■ TASK DETAILS:
Go through the entries below and copy each line containing the word "dental".

■ DATA PROVIDED:

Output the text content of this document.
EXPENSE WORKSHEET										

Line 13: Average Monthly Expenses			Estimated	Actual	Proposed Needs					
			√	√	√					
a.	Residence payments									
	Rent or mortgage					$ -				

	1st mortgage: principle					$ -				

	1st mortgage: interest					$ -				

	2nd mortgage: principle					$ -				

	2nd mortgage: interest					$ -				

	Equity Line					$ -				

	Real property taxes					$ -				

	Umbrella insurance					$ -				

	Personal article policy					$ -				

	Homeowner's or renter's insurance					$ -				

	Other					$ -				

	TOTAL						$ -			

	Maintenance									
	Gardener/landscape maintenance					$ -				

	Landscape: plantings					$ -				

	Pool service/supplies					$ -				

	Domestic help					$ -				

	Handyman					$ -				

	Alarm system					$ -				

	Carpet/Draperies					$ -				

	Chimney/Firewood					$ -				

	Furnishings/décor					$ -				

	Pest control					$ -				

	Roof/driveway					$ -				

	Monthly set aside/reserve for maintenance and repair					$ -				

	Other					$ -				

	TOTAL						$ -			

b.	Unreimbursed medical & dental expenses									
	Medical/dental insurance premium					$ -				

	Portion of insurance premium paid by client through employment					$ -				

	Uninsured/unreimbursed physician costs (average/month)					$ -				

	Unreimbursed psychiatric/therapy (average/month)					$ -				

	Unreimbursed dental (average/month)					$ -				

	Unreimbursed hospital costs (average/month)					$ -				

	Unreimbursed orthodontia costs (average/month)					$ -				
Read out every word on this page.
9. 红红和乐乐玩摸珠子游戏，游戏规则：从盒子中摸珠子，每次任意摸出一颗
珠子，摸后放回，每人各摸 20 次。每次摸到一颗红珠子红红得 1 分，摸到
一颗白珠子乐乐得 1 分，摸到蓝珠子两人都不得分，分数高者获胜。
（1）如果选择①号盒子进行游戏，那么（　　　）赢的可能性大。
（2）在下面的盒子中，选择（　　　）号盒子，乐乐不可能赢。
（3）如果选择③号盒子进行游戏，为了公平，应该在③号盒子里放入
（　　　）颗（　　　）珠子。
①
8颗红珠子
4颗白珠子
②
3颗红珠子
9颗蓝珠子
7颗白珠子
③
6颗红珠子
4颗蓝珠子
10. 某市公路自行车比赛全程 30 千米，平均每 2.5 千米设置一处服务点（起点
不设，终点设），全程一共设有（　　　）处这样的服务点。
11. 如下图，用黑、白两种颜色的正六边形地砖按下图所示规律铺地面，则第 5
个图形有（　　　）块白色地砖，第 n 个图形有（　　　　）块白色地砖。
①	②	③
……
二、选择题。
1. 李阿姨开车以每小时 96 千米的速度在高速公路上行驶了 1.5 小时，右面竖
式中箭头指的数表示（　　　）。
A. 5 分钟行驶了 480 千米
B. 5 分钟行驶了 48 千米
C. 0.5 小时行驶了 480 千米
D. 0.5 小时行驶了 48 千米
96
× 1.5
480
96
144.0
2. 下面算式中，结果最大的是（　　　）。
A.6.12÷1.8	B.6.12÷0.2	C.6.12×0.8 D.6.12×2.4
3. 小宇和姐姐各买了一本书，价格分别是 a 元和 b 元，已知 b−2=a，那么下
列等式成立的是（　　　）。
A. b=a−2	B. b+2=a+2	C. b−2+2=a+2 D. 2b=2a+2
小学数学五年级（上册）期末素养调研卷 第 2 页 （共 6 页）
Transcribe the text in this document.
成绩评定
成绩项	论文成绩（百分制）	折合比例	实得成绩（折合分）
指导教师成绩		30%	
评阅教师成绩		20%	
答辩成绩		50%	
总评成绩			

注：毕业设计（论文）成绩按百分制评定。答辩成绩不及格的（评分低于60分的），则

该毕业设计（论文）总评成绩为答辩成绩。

■ WRITTEN RESPONSE:
b.	Unreimbursed medical & dental expenses									
	Medical/dental insurance premium					$ -				
	Unreimbursed dental (average/month)					$ -				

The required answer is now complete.